SET EXERCISE -> Images do not belong in the copy. Retype all the entries below exactly.

* start THE DATA *

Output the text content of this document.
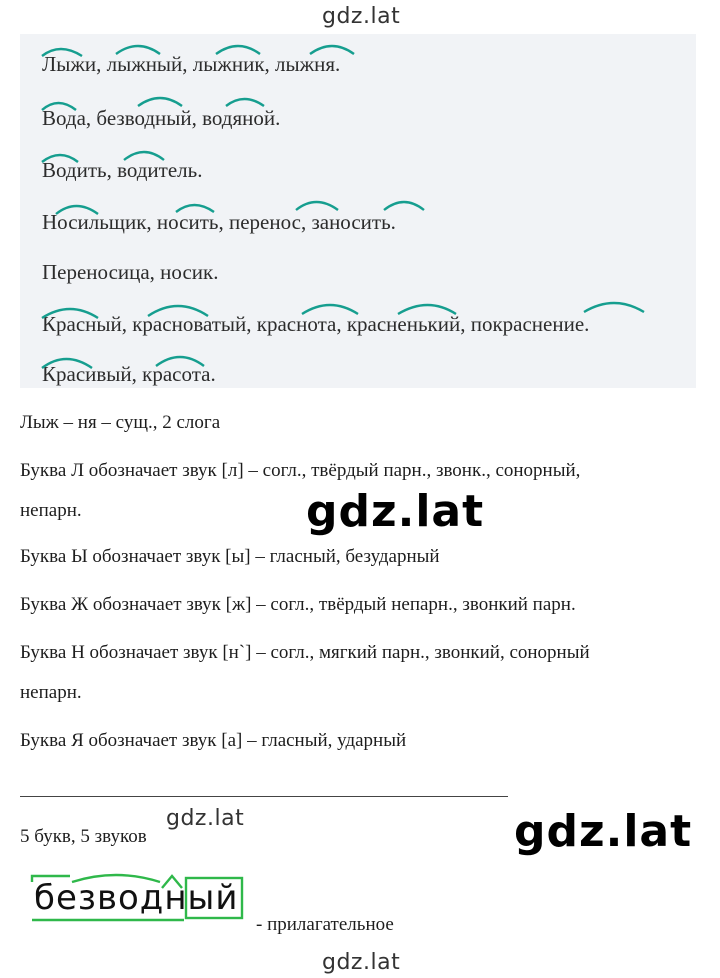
gdz.lat
gdz.lat
gdz.lat	gdz.lat
gdz.lat
Лыжи, лыжный, лыжник, лыжня.
Вода, безводный, водяной.
Водить, водитель.
Носильщик, носить, перенос, заносить.
Переносица, носик.
Красный, красноватый, краснота, красненький, покраснение.
Красивый, красота.
Лыж – ня – сущ., 2 слога
Буква Л обозначает звук [л] – согл., твёрдый парн., звонк., сонорный,
непарн.
Буква Ы обозначает звук [ы] – гласный, безударный
Буква Ж обозначает звук [ж] – согл., твёрдый непарн., звонкий парн.
Буква Н обозначает звук [н`] – согл., мягкий парн., звонкий, сонорный
непарн.
Буква Я обозначает звук [а] – гласный, ударный
5 букв, 5 звуков
безводный
- прилагательное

* end THE DATA *

THE RESPONSE ->
Output the text content of this document.
gdz.lat
gdz.lat
gdz.lat	gdz.lat
gdz.lat
Лыжи, лыжный, лыжник, лыжня.
Вода, безводный, водяной.
Водить, водитель.
Носильщик, носить, перенос, заносить.
Переносица, носик.
Красный, красноватый, краснота, красненький, покраснение.
Красивый, красота.
Лыж – ня – сущ., 2 слога
Буква Л обозначает звук [л] – согл., твёрдый парн., звонк., сонорный,
непарн.
Буква Ы обозначает звук [ы] – гласный, безударный
Буква Ж обозначает звук [ж] – согл., твёрдый непарн., звонкий парн.
Буква Н обозначает звук [н`] – согл., мягкий парн., звонкий, сонорный
непарн.
Буква Я обозначает звук [а] – гласный, ударный
5 букв, 5 звуков
безводный
- прилагательное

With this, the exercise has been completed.